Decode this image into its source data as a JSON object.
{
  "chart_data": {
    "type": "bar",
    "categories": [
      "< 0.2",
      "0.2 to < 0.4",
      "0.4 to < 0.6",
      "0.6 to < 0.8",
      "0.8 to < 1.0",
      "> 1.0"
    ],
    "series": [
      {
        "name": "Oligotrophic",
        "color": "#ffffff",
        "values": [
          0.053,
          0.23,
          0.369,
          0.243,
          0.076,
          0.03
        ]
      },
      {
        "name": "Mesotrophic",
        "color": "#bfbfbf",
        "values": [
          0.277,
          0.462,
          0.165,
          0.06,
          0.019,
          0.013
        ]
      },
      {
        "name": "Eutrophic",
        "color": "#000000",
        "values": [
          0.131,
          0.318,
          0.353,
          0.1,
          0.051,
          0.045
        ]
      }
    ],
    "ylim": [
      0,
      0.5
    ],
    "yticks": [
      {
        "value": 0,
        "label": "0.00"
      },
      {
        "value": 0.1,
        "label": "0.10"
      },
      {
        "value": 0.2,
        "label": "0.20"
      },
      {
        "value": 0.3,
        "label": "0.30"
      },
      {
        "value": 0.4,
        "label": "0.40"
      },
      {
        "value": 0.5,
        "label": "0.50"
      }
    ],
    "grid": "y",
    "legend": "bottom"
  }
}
· · · · · · ·
Brief
Using the material above, report each line where "label" occurs.

Written response
        "label": "0.00"
        "label": "0.10"
        "label": "0.20"
        "label": "0.30"
        "label": "0.40"
        "label": "0.50"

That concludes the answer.